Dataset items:
>>

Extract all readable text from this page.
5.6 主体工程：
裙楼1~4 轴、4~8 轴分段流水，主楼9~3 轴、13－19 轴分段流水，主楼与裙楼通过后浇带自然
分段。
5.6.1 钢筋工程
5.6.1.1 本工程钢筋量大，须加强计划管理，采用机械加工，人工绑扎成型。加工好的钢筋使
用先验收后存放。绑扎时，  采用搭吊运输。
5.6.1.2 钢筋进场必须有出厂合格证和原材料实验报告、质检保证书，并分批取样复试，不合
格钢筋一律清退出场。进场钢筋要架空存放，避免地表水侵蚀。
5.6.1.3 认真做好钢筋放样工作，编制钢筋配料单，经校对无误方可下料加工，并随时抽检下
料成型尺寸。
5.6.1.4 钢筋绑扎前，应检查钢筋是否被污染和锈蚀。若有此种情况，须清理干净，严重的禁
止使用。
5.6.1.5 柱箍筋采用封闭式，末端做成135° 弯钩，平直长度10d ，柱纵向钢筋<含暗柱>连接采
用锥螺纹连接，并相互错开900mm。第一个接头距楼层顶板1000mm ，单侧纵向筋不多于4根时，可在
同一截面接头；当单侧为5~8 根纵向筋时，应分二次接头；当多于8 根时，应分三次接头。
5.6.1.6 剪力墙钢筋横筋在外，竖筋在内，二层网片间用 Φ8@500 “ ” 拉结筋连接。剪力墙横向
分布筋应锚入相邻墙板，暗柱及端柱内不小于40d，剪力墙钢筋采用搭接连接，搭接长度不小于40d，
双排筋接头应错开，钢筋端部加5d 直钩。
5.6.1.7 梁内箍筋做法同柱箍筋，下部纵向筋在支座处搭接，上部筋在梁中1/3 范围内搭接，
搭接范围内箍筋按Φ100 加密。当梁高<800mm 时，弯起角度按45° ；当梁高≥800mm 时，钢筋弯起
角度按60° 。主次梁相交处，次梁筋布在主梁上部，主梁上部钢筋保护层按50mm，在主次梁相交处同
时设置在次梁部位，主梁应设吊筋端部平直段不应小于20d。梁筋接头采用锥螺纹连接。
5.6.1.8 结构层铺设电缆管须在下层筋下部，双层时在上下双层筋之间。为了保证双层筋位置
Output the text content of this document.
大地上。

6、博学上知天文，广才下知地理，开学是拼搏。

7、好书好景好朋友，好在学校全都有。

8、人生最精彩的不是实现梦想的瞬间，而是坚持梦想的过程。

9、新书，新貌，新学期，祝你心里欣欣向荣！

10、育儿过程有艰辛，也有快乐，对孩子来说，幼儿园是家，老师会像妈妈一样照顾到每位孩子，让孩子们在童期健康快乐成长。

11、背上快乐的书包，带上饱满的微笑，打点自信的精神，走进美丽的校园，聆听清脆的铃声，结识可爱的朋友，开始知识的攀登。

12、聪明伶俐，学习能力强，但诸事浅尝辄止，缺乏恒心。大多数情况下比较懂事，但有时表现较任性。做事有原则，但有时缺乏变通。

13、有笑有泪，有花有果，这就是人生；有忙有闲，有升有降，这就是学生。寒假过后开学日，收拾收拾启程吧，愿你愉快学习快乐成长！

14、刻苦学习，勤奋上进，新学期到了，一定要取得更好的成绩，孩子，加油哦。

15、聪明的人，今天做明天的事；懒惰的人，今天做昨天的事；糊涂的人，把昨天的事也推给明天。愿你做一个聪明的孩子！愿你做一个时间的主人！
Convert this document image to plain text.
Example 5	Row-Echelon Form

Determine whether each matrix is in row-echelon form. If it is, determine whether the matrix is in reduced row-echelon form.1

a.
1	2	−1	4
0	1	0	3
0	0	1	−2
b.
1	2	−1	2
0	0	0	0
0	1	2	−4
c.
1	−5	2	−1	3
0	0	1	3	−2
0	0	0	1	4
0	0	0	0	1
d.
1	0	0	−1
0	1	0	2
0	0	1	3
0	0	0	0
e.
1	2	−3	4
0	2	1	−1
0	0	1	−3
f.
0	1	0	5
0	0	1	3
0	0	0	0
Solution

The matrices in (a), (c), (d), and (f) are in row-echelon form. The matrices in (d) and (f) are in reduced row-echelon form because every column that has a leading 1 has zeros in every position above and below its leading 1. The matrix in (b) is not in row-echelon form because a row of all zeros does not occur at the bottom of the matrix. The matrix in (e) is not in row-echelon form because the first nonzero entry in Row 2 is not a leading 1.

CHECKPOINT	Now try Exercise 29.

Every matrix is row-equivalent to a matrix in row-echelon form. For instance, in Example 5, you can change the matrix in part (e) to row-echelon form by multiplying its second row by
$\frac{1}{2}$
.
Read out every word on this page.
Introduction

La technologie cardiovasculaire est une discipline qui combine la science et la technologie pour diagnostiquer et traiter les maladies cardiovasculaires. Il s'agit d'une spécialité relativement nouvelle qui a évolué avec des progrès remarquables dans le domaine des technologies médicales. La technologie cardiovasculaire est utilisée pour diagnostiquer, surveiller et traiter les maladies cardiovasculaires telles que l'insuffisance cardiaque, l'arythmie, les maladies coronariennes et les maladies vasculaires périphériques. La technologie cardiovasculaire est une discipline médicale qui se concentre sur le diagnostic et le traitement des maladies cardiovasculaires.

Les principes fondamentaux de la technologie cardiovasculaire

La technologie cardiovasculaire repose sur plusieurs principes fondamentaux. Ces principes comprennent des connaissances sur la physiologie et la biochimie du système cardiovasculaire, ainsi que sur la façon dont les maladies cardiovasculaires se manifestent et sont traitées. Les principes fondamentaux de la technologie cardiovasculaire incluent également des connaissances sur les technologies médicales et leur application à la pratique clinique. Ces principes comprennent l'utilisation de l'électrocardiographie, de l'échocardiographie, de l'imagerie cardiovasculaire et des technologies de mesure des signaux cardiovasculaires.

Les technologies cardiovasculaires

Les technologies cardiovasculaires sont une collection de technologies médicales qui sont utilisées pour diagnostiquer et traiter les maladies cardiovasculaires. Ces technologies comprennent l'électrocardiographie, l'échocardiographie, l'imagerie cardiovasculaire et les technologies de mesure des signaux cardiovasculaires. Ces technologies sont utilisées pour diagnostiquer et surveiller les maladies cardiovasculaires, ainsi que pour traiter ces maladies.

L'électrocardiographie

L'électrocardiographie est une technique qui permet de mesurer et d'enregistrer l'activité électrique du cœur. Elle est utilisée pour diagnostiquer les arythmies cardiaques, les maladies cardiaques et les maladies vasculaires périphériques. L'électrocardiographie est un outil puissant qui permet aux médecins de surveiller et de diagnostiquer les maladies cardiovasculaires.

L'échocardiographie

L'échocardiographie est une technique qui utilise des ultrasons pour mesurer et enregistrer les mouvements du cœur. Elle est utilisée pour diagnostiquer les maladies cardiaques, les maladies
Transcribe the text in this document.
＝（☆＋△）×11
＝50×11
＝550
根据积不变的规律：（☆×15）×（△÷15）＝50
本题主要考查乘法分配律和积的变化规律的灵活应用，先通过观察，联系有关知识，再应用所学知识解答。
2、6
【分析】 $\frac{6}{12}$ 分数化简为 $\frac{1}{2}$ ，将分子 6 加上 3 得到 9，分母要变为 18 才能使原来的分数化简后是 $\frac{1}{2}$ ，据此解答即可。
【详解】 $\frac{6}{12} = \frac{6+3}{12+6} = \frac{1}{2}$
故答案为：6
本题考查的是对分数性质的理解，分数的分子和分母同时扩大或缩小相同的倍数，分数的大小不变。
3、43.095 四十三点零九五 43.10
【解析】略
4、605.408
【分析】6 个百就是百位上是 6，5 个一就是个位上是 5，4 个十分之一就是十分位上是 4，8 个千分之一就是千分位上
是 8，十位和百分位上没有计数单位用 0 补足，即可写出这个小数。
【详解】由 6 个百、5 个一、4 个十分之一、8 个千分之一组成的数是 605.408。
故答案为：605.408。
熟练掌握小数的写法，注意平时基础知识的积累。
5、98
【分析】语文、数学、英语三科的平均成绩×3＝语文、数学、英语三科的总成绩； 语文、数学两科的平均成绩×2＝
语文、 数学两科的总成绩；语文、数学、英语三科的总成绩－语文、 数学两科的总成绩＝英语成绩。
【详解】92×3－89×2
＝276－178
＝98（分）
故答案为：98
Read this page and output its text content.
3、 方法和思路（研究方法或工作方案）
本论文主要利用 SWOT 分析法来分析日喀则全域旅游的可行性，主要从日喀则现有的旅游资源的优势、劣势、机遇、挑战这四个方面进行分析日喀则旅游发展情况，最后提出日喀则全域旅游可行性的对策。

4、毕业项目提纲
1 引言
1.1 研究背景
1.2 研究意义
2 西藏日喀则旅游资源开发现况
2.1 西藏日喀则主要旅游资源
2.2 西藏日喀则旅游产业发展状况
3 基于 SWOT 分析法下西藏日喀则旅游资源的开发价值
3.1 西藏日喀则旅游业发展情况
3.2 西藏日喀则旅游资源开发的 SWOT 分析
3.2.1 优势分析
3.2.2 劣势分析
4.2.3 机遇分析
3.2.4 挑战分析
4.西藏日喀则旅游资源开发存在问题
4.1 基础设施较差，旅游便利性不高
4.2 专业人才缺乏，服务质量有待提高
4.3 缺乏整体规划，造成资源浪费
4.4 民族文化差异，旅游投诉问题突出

<<

| Written task |
Starting at the line that contains "Read this page and output its text content.", copy each line exactly through the end of the listing above. Include that first line and the last one, and add nothing.

| Exercise result |
Read this page and output its text content.
3、 方法和思路（研究方法或工作方案）
本论文主要利用 SWOT 分析法来分析日喀则全域旅游的可行性，主要从日喀则现有的旅游资源的优势、劣势、机遇、挑战这四个方面进行分析日喀则旅游发展情况，最后提出日喀则全域旅游可行性的对策。

4、毕业项目提纲
1 引言
1.1 研究背景
1.2 研究意义
2 西藏日喀则旅游资源开发现况
2.1 西藏日喀则主要旅游资源
2.2 西藏日喀则旅游产业发展状况
3 基于 SWOT 分析法下西藏日喀则旅游资源的开发价值
3.1 西藏日喀则旅游业发展情况
3.2 西藏日喀则旅游资源开发的 SWOT 分析
3.2.1 优势分析
3.2.2 劣势分析
4.2.3 机遇分析
3.2.4 挑战分析
4.西藏日喀则旅游资源开发存在问题
4.1 基础设施较差，旅游便利性不高
4.2 专业人才缺乏，服务质量有待提高
4.3 缺乏整体规划，造成资源浪费
4.4 民族文化差异，旅游投诉问题突出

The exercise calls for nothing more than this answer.